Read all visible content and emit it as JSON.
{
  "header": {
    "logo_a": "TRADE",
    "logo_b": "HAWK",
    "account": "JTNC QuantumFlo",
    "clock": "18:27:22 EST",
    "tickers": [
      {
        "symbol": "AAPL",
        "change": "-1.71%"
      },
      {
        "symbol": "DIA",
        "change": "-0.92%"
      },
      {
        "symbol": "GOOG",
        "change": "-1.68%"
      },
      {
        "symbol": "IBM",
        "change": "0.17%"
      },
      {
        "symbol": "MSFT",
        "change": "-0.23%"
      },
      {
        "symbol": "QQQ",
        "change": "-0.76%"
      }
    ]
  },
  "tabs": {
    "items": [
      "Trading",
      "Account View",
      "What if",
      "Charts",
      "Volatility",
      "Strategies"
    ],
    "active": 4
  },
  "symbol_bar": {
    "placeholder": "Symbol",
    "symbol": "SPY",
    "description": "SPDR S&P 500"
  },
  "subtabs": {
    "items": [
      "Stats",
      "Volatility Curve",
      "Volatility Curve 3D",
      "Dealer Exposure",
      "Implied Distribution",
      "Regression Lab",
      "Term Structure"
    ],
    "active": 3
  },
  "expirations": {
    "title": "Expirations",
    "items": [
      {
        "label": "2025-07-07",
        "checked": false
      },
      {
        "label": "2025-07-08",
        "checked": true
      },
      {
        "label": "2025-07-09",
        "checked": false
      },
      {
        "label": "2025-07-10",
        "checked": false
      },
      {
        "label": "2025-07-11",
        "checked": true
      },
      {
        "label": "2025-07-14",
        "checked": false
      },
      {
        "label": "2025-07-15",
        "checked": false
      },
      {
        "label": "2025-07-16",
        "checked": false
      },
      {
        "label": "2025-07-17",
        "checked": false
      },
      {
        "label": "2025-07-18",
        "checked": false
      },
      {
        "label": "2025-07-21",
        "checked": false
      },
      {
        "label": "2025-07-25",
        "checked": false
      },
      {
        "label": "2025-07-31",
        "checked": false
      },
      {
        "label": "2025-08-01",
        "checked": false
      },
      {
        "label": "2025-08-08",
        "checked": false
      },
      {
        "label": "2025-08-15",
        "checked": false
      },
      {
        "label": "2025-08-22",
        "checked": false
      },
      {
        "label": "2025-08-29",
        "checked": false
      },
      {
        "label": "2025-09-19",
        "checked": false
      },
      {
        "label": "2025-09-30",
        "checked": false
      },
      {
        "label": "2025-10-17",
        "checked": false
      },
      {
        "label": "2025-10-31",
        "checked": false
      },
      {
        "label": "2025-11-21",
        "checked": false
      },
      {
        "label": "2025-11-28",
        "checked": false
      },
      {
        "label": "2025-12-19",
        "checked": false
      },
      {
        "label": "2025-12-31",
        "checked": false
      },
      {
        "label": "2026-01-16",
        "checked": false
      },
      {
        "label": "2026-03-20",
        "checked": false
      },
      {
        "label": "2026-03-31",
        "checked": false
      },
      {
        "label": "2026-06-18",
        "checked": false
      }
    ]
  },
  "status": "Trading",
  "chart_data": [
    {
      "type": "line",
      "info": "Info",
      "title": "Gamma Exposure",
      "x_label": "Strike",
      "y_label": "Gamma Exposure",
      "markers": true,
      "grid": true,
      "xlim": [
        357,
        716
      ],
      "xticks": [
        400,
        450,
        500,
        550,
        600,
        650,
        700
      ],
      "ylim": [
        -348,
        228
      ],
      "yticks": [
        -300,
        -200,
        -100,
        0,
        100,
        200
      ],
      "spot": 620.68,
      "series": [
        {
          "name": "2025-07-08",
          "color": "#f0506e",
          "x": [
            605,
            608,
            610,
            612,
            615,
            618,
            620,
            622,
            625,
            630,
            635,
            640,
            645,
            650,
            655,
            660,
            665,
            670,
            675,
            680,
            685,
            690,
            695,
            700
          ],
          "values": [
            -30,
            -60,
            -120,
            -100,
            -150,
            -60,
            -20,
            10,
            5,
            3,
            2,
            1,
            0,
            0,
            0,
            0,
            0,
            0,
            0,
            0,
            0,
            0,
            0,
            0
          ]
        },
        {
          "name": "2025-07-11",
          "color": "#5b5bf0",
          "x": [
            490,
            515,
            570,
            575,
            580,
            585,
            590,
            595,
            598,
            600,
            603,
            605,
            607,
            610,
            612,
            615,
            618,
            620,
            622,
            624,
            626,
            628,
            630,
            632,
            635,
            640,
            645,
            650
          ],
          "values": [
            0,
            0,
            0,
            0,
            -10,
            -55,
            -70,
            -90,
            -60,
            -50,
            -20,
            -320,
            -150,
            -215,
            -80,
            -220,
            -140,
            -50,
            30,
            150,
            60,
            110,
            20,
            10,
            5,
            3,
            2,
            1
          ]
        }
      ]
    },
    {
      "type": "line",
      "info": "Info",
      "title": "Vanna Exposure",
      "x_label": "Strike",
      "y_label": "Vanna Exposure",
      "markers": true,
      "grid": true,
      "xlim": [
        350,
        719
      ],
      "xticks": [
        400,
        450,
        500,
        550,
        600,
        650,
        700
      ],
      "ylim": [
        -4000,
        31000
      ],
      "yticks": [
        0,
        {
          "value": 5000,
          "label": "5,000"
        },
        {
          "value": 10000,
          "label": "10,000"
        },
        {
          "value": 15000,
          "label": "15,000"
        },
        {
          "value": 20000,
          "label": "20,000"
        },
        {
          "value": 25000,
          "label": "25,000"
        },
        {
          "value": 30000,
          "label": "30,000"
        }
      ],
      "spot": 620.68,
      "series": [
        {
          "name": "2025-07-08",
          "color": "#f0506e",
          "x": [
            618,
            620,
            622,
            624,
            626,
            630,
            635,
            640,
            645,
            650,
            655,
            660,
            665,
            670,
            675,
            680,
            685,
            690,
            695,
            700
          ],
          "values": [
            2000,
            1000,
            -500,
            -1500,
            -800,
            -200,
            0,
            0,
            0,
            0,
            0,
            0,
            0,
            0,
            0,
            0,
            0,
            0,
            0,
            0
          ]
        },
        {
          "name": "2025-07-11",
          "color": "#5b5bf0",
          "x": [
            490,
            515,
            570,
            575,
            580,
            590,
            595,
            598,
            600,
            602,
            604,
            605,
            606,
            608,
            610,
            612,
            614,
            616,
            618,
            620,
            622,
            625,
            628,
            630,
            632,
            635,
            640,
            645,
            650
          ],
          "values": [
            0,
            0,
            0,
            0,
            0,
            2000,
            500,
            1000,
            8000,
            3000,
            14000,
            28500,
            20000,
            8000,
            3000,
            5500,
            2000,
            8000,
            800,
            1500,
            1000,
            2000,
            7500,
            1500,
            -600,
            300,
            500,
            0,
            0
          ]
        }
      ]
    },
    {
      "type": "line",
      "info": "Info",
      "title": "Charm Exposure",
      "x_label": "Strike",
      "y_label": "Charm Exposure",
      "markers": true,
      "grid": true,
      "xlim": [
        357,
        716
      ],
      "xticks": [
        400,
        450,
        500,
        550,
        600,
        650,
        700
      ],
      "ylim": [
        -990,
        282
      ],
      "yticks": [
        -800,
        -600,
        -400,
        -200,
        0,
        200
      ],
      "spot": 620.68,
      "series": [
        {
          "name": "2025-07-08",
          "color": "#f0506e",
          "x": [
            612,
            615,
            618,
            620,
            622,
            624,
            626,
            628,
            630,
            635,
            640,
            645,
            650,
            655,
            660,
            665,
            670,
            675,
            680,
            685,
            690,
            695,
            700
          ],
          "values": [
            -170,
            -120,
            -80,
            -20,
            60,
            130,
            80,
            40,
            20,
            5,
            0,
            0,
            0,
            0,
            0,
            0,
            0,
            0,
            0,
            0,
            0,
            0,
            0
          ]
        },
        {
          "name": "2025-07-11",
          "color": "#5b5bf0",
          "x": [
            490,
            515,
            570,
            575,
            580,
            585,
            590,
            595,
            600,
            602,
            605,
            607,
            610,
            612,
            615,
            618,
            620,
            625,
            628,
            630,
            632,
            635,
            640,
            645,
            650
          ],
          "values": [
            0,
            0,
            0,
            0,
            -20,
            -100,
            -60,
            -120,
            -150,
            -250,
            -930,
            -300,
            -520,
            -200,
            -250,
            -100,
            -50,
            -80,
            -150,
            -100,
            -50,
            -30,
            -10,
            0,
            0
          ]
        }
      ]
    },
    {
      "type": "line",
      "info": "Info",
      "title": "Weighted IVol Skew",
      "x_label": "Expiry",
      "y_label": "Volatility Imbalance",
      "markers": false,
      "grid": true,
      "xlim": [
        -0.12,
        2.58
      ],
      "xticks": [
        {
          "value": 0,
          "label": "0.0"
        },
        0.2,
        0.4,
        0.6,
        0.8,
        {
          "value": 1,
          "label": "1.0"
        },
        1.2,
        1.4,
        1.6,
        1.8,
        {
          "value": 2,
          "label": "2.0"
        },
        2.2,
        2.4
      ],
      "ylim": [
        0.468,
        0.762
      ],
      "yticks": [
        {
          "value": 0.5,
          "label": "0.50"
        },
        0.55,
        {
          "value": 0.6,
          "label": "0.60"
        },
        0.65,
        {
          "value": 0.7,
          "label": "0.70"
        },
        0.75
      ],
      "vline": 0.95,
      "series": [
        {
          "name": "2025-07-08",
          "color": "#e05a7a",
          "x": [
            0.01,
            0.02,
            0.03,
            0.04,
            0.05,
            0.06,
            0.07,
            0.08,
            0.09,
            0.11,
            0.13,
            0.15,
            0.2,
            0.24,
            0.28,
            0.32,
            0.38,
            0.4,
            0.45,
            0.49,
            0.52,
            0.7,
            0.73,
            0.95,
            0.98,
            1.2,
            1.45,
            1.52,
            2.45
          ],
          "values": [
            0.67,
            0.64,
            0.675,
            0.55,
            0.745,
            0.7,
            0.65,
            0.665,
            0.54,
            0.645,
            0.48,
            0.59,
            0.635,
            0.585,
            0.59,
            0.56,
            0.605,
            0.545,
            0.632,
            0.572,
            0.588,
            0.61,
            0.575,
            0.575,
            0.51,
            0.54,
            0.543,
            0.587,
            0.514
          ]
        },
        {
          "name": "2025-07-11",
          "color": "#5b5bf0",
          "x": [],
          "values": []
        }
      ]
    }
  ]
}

# # # # # # #

Your answer should be a single number: how many lines of the material contain the word "Volatility".

4